[Collected data]
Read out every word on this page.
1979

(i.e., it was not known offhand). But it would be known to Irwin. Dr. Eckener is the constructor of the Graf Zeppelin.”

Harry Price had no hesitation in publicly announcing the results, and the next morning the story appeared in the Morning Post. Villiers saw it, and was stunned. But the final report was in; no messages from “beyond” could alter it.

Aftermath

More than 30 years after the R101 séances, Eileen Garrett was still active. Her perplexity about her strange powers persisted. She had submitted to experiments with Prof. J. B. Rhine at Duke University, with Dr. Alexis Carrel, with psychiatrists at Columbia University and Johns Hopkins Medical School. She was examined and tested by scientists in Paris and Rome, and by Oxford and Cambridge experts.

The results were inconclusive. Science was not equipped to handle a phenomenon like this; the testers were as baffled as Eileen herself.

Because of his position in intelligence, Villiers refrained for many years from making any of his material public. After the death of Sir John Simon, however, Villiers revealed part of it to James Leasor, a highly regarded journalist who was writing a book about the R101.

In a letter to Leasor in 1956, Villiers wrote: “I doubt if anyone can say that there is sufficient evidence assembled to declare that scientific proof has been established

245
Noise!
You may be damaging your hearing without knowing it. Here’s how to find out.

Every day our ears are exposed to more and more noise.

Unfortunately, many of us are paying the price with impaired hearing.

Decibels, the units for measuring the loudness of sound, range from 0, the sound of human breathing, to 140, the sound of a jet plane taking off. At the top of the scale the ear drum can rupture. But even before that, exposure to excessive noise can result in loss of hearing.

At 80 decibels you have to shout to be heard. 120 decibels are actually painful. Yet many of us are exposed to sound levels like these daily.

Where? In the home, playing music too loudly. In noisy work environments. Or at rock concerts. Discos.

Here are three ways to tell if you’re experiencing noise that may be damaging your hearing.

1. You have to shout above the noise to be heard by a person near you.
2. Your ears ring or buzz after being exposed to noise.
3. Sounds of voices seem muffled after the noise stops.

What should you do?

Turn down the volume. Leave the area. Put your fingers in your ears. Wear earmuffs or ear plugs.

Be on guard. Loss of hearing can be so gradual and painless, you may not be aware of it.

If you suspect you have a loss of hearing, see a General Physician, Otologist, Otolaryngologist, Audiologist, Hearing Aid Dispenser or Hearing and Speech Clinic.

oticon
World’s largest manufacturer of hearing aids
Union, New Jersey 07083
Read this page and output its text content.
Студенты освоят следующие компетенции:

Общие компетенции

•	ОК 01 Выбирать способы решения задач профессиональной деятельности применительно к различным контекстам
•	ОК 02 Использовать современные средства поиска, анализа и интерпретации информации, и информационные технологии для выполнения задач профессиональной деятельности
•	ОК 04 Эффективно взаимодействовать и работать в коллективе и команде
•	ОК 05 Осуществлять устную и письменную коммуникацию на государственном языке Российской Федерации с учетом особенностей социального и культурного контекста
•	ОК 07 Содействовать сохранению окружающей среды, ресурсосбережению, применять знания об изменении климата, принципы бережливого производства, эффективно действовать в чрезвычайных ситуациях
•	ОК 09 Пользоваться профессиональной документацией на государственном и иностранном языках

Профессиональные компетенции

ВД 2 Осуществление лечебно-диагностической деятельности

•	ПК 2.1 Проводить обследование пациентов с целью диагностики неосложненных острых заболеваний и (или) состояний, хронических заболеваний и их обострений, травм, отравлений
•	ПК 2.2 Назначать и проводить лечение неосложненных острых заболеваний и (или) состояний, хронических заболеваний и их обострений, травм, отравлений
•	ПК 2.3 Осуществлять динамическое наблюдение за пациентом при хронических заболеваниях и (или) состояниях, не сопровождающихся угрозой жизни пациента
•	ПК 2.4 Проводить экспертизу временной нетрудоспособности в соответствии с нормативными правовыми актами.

■ **Stated goal**
Each record above should be returned exactly as it appears.

■ **Task result**
Read out every word on this page.
1979

(i.e., it was not known offhand). But it would be known to Irwin. Dr. Eckener is the constructor of the Graf Zeppelin.”

Harry Price had no hesitation in publicly announcing the results, and the next morning the story appeared in the Morning Post. Villiers saw it, and was stunned. But the final report was in; no messages from “beyond” could alter it.

Aftermath

More than 30 years after the R101 séances, Eileen Garrett was still active. Her perplexity about her strange powers persisted. She had submitted to experiments with Prof. J. B. Rhine at Duke University, with Dr. Alexis Carrel, with psychiatrists at Columbia University and Johns Hopkins Medical School. She was examined and tested by scientists in Paris and Rome, and by Oxford and Cambridge experts.

The results were inconclusive. Science was not equipped to handle a phenomenon like this; the testers were as baffled as Eileen herself.

Because of his position in intelligence, Villiers refrained for many years from making any of his material public. After the death of Sir John Simon, however, Villiers revealed part of it to James Leasor, a highly regarded journalist who was writing a book about the R101.

In a letter to Leasor in 1956, Villiers wrote: “I doubt if anyone can say that there is sufficient evidence assembled to declare that scientific proof has been established

245
Noise!
You may be damaging your hearing without knowing it. Here’s how to find out.

Every day our ears are exposed to more and more noise.

Unfortunately, many of us are paying the price with impaired hearing.

Decibels, the units for measuring the loudness of sound, range from 0, the sound of human breathing, to 140, the sound of a jet plane taking off. At the top of the scale the ear drum can rupture. But even before that, exposure to excessive noise can result in loss of hearing.

At 80 decibels you have to shout to be heard. 120 decibels are actually painful. Yet many of us are exposed to sound levels like these daily.

Where? In the home, playing music too loudly. In noisy work environments. Or at rock concerts. Discos.

Here are three ways to tell if you’re experiencing noise that may be damaging your hearing.

1. You have to shout above the noise to be heard by a person near you.
2. Your ears ring or buzz after being exposed to noise.
3. Sounds of voices seem muffled after the noise stops.

What should you do?

Turn down the volume. Leave the area. Put your fingers in your ears. Wear earmuffs or ear plugs.

Be on guard. Loss of hearing can be so gradual and painless, you may not be aware of it.

If you suspect you have a loss of hearing, see a General Physician, Otologist, Otolaryngologist, Audiologist, Hearing Aid Dispenser or Hearing and Speech Clinic.

oticon
World’s largest manufacturer of hearing aids
Union, New Jersey 07083
Read this page and output its text content.
Студенты освоят следующие компетенции:

Общие компетенции

•	ОК 01 Выбирать способы решения задач профессиональной деятельности применительно к различным контекстам
•	ОК 02 Использовать современные средства поиска, анализа и интерпретации информации, и информационные технологии для выполнения задач профессиональной деятельности
•	ОК 04 Эффективно взаимодействовать и работать в коллективе и команде
•	ОК 05 Осуществлять устную и письменную коммуникацию на государственном языке Российской Федерации с учетом особенностей социального и культурного контекста
•	ОК 07 Содействовать сохранению окружающей среды, ресурсосбережению, применять знания об изменении климата, принципы бережливого производства, эффективно действовать в чрезвычайных ситуациях
•	ОК 09 Пользоваться профессиональной документацией на государственном и иностранном языках

Профессиональные компетенции

ВД 2 Осуществление лечебно-диагностической деятельности

•	ПК 2.1 Проводить обследование пациентов с целью диагностики неосложненных острых заболеваний и (или) состояний, хронических заболеваний и их обострений, травм, отравлений
•	ПК 2.2 Назначать и проводить лечение неосложненных острых заболеваний и (или) состояний, хронических заболеваний и их обострений, травм, отравлений
•	ПК 2.3 Осуществлять динамическое наблюдение за пациентом при хронических заболеваниях и (или) состояниях, не сопровождающихся угрозой жизни пациента
•	ПК 2.4 Проводить экспертизу временной нетрудоспособности в соответствии с нормативными правовыми актами.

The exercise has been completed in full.